Every entry that follows should be reproduced exactly.

[Dataset items]
▬▬▬▬▬▬
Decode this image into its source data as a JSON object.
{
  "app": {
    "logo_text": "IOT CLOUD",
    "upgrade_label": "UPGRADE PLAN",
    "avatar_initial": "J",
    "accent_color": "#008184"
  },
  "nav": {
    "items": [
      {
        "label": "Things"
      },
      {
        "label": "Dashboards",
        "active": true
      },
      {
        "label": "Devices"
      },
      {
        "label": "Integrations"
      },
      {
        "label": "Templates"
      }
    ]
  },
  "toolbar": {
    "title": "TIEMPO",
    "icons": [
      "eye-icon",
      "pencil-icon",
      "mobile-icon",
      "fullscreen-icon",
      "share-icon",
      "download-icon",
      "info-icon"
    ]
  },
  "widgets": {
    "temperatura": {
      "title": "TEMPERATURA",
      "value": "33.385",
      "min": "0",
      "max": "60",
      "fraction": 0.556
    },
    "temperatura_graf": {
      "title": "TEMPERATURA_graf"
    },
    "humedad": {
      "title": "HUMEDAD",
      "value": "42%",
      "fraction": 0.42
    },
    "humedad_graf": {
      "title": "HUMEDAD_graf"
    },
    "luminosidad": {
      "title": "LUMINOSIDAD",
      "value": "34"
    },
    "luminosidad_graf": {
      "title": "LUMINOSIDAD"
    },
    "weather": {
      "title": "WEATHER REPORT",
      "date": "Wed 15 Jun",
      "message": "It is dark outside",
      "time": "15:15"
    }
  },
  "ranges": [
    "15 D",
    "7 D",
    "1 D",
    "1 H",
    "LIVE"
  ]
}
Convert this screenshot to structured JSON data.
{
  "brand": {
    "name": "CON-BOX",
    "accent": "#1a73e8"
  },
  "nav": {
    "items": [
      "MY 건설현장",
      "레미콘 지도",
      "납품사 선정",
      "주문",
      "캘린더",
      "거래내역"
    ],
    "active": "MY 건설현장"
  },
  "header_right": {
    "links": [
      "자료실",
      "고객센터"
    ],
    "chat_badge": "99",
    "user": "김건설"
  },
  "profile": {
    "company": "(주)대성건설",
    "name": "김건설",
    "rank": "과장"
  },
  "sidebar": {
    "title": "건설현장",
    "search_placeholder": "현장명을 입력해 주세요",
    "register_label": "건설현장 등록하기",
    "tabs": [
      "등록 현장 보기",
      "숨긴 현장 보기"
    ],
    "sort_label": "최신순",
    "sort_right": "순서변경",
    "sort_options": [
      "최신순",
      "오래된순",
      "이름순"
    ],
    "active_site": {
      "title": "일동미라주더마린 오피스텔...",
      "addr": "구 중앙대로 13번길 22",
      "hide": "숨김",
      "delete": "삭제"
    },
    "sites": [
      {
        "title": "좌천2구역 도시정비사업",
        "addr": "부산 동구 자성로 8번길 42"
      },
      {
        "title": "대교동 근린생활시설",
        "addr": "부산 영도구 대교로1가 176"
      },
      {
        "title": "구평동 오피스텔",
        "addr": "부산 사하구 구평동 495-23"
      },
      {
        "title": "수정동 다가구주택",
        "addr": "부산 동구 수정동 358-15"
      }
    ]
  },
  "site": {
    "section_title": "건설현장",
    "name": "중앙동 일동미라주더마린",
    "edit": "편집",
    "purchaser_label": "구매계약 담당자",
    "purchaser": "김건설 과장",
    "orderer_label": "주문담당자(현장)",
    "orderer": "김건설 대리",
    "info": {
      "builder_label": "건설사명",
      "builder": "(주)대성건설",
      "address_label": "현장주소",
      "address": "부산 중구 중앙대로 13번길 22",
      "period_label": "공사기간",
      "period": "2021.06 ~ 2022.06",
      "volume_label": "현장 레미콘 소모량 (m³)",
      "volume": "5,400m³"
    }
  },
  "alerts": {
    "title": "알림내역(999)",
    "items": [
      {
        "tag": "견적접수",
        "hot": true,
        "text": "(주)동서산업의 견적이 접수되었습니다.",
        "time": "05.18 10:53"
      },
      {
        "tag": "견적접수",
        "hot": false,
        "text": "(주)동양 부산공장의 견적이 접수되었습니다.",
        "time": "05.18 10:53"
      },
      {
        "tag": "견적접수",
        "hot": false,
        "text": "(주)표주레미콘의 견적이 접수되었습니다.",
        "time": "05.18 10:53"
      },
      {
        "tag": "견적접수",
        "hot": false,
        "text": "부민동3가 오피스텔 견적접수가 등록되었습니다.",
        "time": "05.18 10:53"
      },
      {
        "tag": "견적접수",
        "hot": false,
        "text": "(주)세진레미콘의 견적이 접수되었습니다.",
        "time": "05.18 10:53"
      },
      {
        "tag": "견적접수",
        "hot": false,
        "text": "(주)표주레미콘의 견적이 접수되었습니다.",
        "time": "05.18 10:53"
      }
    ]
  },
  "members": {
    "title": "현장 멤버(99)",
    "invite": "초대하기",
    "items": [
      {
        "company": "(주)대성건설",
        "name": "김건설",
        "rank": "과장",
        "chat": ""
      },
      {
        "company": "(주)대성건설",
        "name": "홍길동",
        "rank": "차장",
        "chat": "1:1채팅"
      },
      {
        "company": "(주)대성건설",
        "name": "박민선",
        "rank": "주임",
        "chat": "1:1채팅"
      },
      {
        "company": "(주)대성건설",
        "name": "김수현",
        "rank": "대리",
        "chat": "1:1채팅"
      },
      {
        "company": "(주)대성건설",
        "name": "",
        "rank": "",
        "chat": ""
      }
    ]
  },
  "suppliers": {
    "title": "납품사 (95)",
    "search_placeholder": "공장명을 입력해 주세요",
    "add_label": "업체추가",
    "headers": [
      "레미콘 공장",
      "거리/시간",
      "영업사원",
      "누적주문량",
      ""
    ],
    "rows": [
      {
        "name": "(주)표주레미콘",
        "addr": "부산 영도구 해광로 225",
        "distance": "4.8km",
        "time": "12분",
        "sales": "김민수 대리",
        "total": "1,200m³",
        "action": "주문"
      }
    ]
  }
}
▬▬▬▬▬▬
**Expected answer:**
Decode this image into its source data as a JSON object.
{
  "app": {
    "logo_text": "IOT CLOUD",
    "upgrade_label": "UPGRADE PLAN",
    "avatar_initial": "J",
    "accent_color": "#008184"
  },
  "nav": {
    "items": [
      {
        "label": "Things"
      },
      {
        "label": "Dashboards",
        "active": true
      },
      {
        "label": "Devices"
      },
      {
        "label": "Integrations"
      },
      {
        "label": "Templates"
      }
    ]
  },
  "toolbar": {
    "title": "TIEMPO",
    "icons": [
      "eye-icon",
      "pencil-icon",
      "mobile-icon",
      "fullscreen-icon",
      "share-icon",
      "download-icon",
      "info-icon"
    ]
  },
  "widgets": {
    "temperatura": {
      "title": "TEMPERATURA",
      "value": "33.385",
      "min": "0",
      "max": "60",
      "fraction": 0.556
    },
    "temperatura_graf": {
      "title": "TEMPERATURA_graf"
    },
    "humedad": {
      "title": "HUMEDAD",
      "value": "42%",
      "fraction": 0.42
    },
    "humedad_graf": {
      "title": "HUMEDAD_graf"
    },
    "luminosidad": {
      "title": "LUMINOSIDAD",
      "value": "34"
    },
    "luminosidad_graf": {
      "title": "LUMINOSIDAD"
    },
    "weather": {
      "title": "WEATHER REPORT",
      "date": "Wed 15 Jun",
      "message": "It is dark outside",
      "time": "15:15"
    }
  },
  "ranges": [
    "15 D",
    "7 D",
    "1 D",
    "1 H",
    "LIVE"
  ]
}
Convert this screenshot to structured JSON data.
{
  "brand": {
    "name": "CON-BOX",
    "accent": "#1a73e8"
  },
  "nav": {
    "items": [
      "MY 건설현장",
      "레미콘 지도",
      "납품사 선정",
      "주문",
      "캘린더",
      "거래내역"
    ],
    "active": "MY 건설현장"
  },
  "header_right": {
    "links": [
      "자료실",
      "고객센터"
    ],
    "chat_badge": "99",
    "user": "김건설"
  },
  "profile": {
    "company": "(주)대성건설",
    "name": "김건설",
    "rank": "과장"
  },
  "sidebar": {
    "title": "건설현장",
    "search_placeholder": "현장명을 입력해 주세요",
    "register_label": "건설현장 등록하기",
    "tabs": [
      "등록 현장 보기",
      "숨긴 현장 보기"
    ],
    "sort_label": "최신순",
    "sort_right": "순서변경",
    "sort_options": [
      "최신순",
      "오래된순",
      "이름순"
    ],
    "active_site": {
      "title": "일동미라주더마린 오피스텔...",
      "addr": "구 중앙대로 13번길 22",
      "hide": "숨김",
      "delete": "삭제"
    },
    "sites": [
      {
        "title": "좌천2구역 도시정비사업",
        "addr": "부산 동구 자성로 8번길 42"
      },
      {
        "title": "대교동 근린생활시설",
        "addr": "부산 영도구 대교로1가 176"
      },
      {
        "title": "구평동 오피스텔",
        "addr": "부산 사하구 구평동 495-23"
      },
      {
        "title": "수정동 다가구주택",
        "addr": "부산 동구 수정동 358-15"
      }
    ]
  },
  "site": {
    "section_title": "건설현장",
    "name": "중앙동 일동미라주더마린",
    "edit": "편집",
    "purchaser_label": "구매계약 담당자",
    "purchaser": "김건설 과장",
    "orderer_label": "주문담당자(현장)",
    "orderer": "김건설 대리",
    "info": {
      "builder_label": "건설사명",
      "builder": "(주)대성건설",
      "address_label": "현장주소",
      "address": "부산 중구 중앙대로 13번길 22",
      "period_label": "공사기간",
      "period": "2021.06 ~ 2022.06",
      "volume_label": "현장 레미콘 소모량 (m³)",
      "volume": "5,400m³"
    }
  },
  "alerts": {
    "title": "알림내역(999)",
    "items": [
      {
        "tag": "견적접수",
        "hot": true,
        "text": "(주)동서산업의 견적이 접수되었습니다.",
        "time": "05.18 10:53"
      },
      {
        "tag": "견적접수",
        "hot": false,
        "text": "(주)동양 부산공장의 견적이 접수되었습니다.",
        "time": "05.18 10:53"
      },
      {
        "tag": "견적접수",
        "hot": false,
        "text": "(주)표주레미콘의 견적이 접수되었습니다.",
        "time": "05.18 10:53"
      },
      {
        "tag": "견적접수",
        "hot": false,
        "text": "부민동3가 오피스텔 견적접수가 등록되었습니다.",
        "time": "05.18 10:53"
      },
      {
        "tag": "견적접수",
        "hot": false,
        "text": "(주)세진레미콘의 견적이 접수되었습니다.",
        "time": "05.18 10:53"
      },
      {
        "tag": "견적접수",
        "hot": false,
        "text": "(주)표주레미콘의 견적이 접수되었습니다.",
        "time": "05.18 10:53"
      }
    ]
  },
  "members": {
    "title": "현장 멤버(99)",
    "invite": "초대하기",
    "items": [
      {
        "company": "(주)대성건설",
        "name": "김건설",
        "rank": "과장",
        "chat": ""
      },
      {
        "company": "(주)대성건설",
        "name": "홍길동",
        "rank": "차장",
        "chat": "1:1채팅"
      },
      {
        "company": "(주)대성건설",
        "name": "박민선",
        "rank": "주임",
        "chat": "1:1채팅"
      },
      {
        "company": "(주)대성건설",
        "name": "김수현",
        "rank": "대리",
        "chat": "1:1채팅"
      },
      {
        "company": "(주)대성건설",
        "name": "",
        "rank": "",
        "chat": ""
      }
    ]
  },
  "suppliers": {
    "title": "납품사 (95)",
    "search_placeholder": "공장명을 입력해 주세요",
    "add_label": "업체추가",
    "headers": [
      "레미콘 공장",
      "거리/시간",
      "영업사원",
      "누적주문량",
      ""
    ],
    "rows": [
      {
        "name": "(주)표주레미콘",
        "addr": "부산 영도구 해광로 225",
        "distance": "4.8km",
        "time": "12분",
        "sales": "김민수 대리",
        "total": "1,200m³",
        "action": "주문"
      }
    ]
  }
}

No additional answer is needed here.